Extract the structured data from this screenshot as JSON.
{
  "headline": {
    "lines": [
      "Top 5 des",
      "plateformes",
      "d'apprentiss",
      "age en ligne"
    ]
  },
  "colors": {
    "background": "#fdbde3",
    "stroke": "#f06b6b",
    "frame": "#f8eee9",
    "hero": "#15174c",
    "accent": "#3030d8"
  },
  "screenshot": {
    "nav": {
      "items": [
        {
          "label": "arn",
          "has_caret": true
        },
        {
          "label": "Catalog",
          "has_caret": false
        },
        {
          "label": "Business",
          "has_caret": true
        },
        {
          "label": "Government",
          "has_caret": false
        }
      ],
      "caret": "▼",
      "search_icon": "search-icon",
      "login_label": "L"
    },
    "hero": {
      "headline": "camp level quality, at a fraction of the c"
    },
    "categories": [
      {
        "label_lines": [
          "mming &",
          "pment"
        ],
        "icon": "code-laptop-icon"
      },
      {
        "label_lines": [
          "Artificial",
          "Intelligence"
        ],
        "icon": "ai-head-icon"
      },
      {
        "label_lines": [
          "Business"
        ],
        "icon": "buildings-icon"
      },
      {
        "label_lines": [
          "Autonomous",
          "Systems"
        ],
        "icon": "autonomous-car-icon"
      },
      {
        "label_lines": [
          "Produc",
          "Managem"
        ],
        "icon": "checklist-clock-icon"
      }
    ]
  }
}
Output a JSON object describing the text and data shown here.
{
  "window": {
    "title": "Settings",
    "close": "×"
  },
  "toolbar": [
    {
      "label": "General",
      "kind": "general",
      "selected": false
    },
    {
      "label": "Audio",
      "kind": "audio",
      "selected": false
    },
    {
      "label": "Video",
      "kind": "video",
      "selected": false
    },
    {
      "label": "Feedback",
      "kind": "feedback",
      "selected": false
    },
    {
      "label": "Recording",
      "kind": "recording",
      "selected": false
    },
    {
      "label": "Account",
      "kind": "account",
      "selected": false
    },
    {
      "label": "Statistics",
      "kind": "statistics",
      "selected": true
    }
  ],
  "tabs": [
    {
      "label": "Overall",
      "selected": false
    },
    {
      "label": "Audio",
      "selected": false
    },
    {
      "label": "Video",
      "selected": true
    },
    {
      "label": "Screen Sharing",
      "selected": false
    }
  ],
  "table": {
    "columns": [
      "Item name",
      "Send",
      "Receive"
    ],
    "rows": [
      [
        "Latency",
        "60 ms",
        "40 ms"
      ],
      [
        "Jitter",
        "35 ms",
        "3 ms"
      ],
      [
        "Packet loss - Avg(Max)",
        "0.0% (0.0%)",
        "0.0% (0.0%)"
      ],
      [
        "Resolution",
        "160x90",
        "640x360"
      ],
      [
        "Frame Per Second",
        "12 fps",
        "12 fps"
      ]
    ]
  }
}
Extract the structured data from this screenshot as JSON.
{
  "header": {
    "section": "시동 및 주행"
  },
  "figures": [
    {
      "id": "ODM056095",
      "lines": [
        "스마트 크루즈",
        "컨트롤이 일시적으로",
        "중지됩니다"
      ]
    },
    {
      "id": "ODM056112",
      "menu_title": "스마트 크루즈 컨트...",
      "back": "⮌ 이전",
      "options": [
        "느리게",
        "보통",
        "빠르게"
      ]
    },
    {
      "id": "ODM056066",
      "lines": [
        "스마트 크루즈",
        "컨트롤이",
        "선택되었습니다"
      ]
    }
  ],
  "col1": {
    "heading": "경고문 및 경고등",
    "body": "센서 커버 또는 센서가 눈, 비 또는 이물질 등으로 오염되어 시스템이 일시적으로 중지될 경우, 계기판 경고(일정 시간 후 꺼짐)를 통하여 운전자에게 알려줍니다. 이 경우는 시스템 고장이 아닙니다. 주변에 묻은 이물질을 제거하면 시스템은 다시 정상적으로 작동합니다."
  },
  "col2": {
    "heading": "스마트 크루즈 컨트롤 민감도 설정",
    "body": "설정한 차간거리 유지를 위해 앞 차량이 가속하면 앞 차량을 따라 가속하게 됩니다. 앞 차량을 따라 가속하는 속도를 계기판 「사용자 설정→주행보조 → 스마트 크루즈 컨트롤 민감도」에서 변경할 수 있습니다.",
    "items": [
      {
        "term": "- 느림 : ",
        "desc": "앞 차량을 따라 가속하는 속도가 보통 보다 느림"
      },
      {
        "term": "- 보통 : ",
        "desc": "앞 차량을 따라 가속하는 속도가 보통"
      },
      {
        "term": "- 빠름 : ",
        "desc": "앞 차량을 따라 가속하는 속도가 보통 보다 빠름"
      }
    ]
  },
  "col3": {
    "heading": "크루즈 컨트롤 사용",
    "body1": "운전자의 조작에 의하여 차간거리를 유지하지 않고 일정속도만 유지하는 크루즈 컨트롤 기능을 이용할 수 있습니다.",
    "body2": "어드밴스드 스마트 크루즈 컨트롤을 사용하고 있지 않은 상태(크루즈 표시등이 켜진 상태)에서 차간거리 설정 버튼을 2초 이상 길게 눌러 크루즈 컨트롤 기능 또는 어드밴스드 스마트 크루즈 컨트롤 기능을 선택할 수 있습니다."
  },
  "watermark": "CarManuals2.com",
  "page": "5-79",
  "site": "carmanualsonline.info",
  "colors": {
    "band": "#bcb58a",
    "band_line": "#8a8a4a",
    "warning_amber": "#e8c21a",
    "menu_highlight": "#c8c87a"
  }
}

◇ ◇ ◇ ◇

Note how many lines in the material hold the word "일시적으로", and give that number with nothing added.

> SOLUTION BELOW
2